> Stated task
Don't copy the pictures; return every other part of the records exactly.

> Listing
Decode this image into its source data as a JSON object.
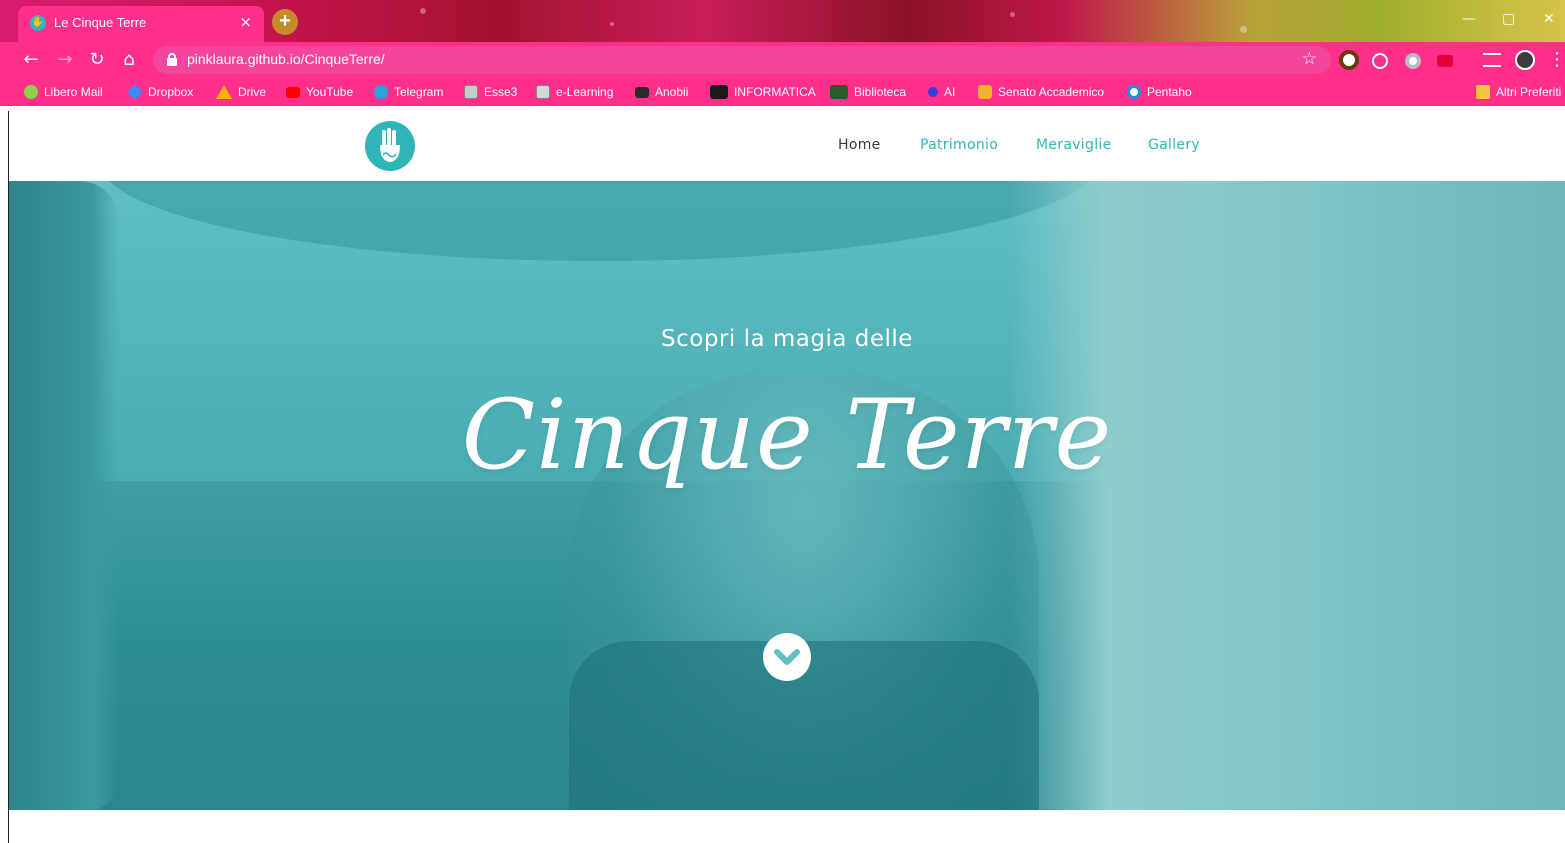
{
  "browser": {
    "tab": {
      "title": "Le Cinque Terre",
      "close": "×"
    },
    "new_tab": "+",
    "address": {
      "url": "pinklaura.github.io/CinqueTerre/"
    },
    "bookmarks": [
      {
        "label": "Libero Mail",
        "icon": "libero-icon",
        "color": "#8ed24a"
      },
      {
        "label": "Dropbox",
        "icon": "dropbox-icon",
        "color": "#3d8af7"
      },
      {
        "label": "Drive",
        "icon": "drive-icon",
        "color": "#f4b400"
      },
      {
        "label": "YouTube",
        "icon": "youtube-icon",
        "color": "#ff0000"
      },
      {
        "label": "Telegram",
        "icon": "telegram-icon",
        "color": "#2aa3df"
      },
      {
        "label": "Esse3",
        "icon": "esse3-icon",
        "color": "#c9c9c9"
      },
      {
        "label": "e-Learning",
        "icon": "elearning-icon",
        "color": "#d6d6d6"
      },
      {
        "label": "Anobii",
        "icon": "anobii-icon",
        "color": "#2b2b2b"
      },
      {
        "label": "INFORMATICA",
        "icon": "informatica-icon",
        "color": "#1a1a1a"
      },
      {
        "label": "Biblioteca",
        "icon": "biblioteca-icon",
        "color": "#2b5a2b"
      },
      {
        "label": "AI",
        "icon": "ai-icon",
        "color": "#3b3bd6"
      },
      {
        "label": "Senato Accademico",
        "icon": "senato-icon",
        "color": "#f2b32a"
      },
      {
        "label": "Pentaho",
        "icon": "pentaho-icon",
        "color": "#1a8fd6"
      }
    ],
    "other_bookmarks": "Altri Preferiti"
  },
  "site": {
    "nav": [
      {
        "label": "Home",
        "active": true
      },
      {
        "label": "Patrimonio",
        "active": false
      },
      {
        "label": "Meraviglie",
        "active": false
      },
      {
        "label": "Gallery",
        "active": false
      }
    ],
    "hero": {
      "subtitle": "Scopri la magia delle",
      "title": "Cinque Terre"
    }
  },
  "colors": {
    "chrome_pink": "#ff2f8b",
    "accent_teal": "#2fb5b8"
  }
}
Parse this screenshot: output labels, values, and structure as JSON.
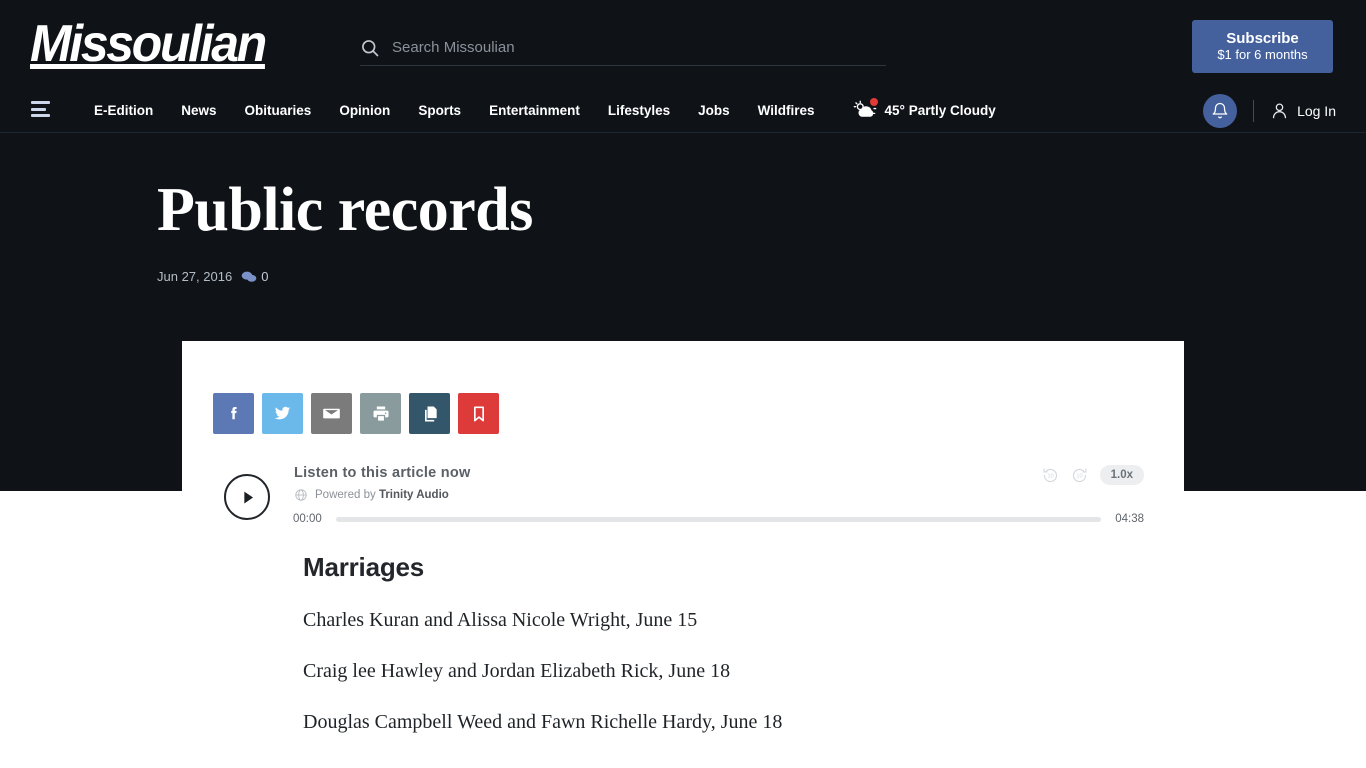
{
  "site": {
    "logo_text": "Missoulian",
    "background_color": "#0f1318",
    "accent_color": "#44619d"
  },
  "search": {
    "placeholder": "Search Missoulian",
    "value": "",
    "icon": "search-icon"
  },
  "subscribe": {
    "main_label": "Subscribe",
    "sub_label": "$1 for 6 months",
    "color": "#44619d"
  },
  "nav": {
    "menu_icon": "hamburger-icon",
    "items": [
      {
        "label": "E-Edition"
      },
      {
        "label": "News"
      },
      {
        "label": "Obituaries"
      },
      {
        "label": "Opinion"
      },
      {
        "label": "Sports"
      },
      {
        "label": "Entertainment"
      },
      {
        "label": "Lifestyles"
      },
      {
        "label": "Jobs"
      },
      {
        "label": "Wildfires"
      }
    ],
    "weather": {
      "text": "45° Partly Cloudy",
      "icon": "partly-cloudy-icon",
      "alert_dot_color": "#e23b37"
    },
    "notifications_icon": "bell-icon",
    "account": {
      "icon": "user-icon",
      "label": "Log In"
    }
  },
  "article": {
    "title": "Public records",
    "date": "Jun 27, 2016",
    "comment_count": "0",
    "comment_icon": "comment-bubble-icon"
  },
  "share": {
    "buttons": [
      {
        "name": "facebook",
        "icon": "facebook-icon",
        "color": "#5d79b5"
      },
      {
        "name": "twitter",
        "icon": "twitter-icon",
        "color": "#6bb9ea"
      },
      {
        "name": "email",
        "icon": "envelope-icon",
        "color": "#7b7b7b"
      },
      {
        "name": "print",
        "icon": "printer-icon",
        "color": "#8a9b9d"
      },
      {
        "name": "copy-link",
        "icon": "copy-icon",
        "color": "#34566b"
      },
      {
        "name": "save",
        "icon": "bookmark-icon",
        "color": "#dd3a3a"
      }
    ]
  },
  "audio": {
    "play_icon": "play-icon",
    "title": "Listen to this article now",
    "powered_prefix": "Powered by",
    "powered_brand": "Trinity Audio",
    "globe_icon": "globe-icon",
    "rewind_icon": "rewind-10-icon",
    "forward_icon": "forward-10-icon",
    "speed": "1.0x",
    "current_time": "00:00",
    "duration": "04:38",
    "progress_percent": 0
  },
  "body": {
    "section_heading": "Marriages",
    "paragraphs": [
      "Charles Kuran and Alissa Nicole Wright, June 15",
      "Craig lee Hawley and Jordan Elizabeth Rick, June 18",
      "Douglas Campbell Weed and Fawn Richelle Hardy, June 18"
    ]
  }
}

> Right answer
Decode this image into its source data as a JSON object.
{
  "browser": {
    "tab": {
      "title": "Le Cinque Terre",
      "close": "×"
    },
    "new_tab": "+",
    "address": {
      "url": "pinklaura.github.io/CinqueTerre/"
    },
    "bookmarks": [
      {
        "label": "Libero Mail",
        "icon": "libero-icon",
        "color": "#8ed24a"
      },
      {
        "label": "Dropbox",
        "icon": "dropbox-icon",
        "color": "#3d8af7"
      },
      {
        "label": "Drive",
        "icon": "drive-icon",
        "color": "#f4b400"
      },
      {
        "label": "YouTube",
        "icon": "youtube-icon",
        "color": "#ff0000"
      },
      {
        "label": "Telegram",
        "icon": "telegram-icon",
        "color": "#2aa3df"
      },
      {
        "label": "Esse3",
        "icon": "esse3-icon",
        "color": "#c9c9c9"
      },
      {
        "label": "e-Learning",
        "icon": "elearning-icon",
        "color": "#d6d6d6"
      },
      {
        "label": "Anobii",
        "icon": "anobii-icon",
        "color": "#2b2b2b"
      },
      {
        "label": "INFORMATICA",
        "icon": "informatica-icon",
        "color": "#1a1a1a"
      },
      {
        "label": "Biblioteca",
        "icon": "biblioteca-icon",
        "color": "#2b5a2b"
      },
      {
        "label": "AI",
        "icon": "ai-icon",
        "color": "#3b3bd6"
      },
      {
        "label": "Senato Accademico",
        "icon": "senato-icon",
        "color": "#f2b32a"
      },
      {
        "label": "Pentaho",
        "icon": "pentaho-icon",
        "color": "#1a8fd6"
      }
    ],
    "other_bookmarks": "Altri Preferiti"
  },
  "site": {
    "nav": [
      {
        "label": "Home",
        "active": true
      },
      {
        "label": "Patrimonio",
        "active": false
      },
      {
        "label": "Meraviglie",
        "active": false
      },
      {
        "label": "Gallery",
        "active": false
      }
    ],
    "hero": {
      "subtitle": "Scopri la magia delle",
      "title": "Cinque Terre"
    }
  },
  "colors": {
    "chrome_pink": "#ff2f8b",
    "accent_teal": "#2fb5b8"
  }
}
Parse this screenshot: output labels, values, and structure as JSON.
{
  "site": {
    "logo_text": "Missoulian",
    "background_color": "#0f1318",
    "accent_color": "#44619d"
  },
  "search": {
    "placeholder": "Search Missoulian",
    "value": "",
    "icon": "search-icon"
  },
  "subscribe": {
    "main_label": "Subscribe",
    "sub_label": "$1 for 6 months",
    "color": "#44619d"
  },
  "nav": {
    "menu_icon": "hamburger-icon",
    "items": [
      {
        "label": "E-Edition"
      },
      {
        "label": "News"
      },
      {
        "label": "Obituaries"
      },
      {
        "label": "Opinion"
      },
      {
        "label": "Sports"
      },
      {
        "label": "Entertainment"
      },
      {
        "label": "Lifestyles"
      },
      {
        "label": "Jobs"
      },
      {
        "label": "Wildfires"
      }
    ],
    "weather": {
      "text": "45° Partly Cloudy",
      "icon": "partly-cloudy-icon",
      "alert_dot_color": "#e23b37"
    },
    "notifications_icon": "bell-icon",
    "account": {
      "icon": "user-icon",
      "label": "Log In"
    }
  },
  "article": {
    "title": "Public records",
    "date": "Jun 27, 2016",
    "comment_count": "0",
    "comment_icon": "comment-bubble-icon"
  },
  "share": {
    "buttons": [
      {
        "name": "facebook",
        "icon": "facebook-icon",
        "color": "#5d79b5"
      },
      {
        "name": "twitter",
        "icon": "twitter-icon",
        "color": "#6bb9ea"
      },
      {
        "name": "email",
        "icon": "envelope-icon",
        "color": "#7b7b7b"
      },
      {
        "name": "print",
        "icon": "printer-icon",
        "color": "#8a9b9d"
      },
      {
        "name": "copy-link",
        "icon": "copy-icon",
        "color": "#34566b"
      },
      {
        "name": "save",
        "icon": "bookmark-icon",
        "color": "#dd3a3a"
      }
    ]
  },
  "audio": {
    "play_icon": "play-icon",
    "title": "Listen to this article now",
    "powered_prefix": "Powered by",
    "powered_brand": "Trinity Audio",
    "globe_icon": "globe-icon",
    "rewind_icon": "rewind-10-icon",
    "forward_icon": "forward-10-icon",
    "speed": "1.0x",
    "current_time": "00:00",
    "duration": "04:38",
    "progress_percent": 0
  },
  "body": {
    "section_heading": "Marriages",
    "paragraphs": [
      "Charles Kuran and Alissa Nicole Wright, June 15",
      "Craig lee Hawley and Jordan Elizabeth Rick, June 18",
      "Douglas Campbell Weed and Fawn Richelle Hardy, June 18"
    ]
  }
}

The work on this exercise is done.